_Source records_
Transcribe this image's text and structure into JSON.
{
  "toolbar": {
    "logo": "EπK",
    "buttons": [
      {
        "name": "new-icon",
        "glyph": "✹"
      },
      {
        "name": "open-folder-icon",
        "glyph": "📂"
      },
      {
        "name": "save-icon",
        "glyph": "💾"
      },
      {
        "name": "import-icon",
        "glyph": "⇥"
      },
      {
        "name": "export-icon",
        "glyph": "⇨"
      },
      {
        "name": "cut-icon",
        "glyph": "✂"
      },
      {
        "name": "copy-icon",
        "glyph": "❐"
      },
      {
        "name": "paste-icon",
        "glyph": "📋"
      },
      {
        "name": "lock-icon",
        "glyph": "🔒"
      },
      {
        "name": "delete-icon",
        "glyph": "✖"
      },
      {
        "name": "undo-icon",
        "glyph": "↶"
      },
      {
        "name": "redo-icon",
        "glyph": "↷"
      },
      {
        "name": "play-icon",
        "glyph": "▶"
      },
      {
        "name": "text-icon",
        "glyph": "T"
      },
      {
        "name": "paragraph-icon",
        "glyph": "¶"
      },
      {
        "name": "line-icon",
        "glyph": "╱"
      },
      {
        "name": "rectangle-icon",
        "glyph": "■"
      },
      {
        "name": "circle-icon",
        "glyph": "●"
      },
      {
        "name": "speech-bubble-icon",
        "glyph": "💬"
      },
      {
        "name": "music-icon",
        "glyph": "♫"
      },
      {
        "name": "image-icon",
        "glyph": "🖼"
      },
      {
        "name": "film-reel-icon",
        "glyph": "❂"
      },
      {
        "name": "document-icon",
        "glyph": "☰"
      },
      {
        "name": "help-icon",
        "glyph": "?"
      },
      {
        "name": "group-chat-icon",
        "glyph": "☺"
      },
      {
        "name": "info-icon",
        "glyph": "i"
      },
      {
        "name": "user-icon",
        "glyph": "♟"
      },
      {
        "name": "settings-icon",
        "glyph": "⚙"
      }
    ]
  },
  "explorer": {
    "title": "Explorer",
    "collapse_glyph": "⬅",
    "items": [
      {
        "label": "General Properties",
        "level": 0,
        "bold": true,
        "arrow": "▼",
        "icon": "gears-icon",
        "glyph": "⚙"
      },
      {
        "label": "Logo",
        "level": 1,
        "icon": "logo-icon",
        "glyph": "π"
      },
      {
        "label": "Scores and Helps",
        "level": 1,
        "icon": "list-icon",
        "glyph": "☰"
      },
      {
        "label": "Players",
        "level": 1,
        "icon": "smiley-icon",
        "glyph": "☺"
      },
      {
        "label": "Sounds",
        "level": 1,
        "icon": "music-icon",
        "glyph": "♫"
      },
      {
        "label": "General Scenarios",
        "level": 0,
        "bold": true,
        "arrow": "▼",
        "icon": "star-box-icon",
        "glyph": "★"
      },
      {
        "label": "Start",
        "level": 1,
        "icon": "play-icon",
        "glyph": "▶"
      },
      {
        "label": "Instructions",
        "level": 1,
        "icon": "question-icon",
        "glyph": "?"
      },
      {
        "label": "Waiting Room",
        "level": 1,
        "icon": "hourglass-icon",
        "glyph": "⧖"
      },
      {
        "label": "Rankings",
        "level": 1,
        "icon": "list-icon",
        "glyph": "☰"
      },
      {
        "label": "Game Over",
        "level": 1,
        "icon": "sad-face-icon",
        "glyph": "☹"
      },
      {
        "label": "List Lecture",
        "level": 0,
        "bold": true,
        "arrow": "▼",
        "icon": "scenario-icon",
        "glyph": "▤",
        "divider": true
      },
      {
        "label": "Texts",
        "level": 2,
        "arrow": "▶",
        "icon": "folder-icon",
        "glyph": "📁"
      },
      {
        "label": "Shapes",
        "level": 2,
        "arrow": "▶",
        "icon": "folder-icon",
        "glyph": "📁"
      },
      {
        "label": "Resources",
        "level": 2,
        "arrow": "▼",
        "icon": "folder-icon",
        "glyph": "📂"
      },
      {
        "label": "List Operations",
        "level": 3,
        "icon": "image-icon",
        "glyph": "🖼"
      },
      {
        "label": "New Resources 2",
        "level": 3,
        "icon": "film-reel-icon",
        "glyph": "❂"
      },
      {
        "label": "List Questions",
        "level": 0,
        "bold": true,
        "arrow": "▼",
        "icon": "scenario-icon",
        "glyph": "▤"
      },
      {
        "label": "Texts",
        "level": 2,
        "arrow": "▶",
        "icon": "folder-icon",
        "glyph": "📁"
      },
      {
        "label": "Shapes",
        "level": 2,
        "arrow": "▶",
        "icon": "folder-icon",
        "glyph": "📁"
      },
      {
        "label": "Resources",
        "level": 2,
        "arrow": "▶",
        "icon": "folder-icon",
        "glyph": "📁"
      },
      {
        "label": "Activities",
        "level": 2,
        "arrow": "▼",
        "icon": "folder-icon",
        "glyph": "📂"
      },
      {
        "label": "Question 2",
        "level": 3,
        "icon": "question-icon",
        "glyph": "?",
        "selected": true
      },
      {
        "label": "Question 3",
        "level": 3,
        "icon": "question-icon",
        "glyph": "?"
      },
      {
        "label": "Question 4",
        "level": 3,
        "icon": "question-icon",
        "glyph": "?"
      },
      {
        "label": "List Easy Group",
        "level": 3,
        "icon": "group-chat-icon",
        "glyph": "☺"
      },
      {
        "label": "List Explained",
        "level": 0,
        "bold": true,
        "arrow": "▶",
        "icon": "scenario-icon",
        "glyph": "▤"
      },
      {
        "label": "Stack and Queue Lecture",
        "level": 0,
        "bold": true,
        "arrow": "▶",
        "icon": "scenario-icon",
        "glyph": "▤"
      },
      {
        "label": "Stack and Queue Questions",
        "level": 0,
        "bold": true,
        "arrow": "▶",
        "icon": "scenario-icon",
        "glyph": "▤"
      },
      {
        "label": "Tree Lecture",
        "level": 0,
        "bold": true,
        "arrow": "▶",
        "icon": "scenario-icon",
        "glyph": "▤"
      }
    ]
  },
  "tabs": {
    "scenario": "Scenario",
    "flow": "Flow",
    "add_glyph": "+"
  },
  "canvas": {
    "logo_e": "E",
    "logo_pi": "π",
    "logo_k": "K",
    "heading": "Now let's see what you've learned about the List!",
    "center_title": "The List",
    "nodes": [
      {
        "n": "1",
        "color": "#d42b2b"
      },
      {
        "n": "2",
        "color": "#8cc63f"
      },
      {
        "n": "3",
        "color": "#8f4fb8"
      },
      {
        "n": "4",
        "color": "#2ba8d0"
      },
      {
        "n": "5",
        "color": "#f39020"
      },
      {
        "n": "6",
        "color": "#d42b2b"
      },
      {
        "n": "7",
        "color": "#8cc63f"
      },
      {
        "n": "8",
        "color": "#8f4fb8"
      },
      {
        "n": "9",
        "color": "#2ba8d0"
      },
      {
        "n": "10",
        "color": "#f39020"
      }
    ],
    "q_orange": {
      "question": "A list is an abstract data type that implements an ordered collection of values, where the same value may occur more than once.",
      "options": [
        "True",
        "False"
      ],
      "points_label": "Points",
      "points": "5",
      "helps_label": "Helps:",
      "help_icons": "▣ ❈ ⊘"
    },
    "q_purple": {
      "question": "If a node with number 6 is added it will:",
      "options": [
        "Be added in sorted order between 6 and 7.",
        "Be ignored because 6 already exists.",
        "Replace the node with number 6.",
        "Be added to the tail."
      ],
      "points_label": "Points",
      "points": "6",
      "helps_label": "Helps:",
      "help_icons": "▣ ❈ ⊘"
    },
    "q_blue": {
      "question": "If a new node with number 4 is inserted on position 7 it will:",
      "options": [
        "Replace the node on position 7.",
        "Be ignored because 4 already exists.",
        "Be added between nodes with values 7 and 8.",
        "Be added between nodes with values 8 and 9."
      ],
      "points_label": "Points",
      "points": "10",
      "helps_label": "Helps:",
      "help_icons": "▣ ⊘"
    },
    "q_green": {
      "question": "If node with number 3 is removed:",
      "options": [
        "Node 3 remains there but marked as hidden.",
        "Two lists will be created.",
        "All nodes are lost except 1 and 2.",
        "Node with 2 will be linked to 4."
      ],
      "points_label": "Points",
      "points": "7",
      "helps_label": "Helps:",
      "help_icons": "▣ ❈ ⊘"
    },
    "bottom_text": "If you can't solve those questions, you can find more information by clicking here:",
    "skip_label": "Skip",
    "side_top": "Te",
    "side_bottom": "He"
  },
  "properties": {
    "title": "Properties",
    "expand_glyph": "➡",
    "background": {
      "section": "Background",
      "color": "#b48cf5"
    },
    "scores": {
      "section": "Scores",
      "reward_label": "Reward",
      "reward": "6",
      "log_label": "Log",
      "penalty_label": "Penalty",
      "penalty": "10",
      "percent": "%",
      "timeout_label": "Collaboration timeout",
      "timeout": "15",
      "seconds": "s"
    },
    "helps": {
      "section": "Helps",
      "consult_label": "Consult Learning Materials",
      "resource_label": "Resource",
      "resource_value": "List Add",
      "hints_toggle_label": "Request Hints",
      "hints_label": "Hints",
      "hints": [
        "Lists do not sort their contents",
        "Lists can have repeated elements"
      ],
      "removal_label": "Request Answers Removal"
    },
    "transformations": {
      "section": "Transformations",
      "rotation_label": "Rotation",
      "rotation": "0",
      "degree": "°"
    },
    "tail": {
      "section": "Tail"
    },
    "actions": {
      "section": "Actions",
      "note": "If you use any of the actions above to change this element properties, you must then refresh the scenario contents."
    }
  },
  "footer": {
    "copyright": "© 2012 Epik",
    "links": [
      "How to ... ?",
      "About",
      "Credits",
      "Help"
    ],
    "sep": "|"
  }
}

_Directions_
List every line from the entries above in which "number" appears.

_Task answer_
      "question": "If a node with number 6 is added it will:",
        "Replace the node with number 6.",
      "question": "If a new node with number 4 is inserted on position 7 it will:",
      "question": "If node with number 3 is removed:",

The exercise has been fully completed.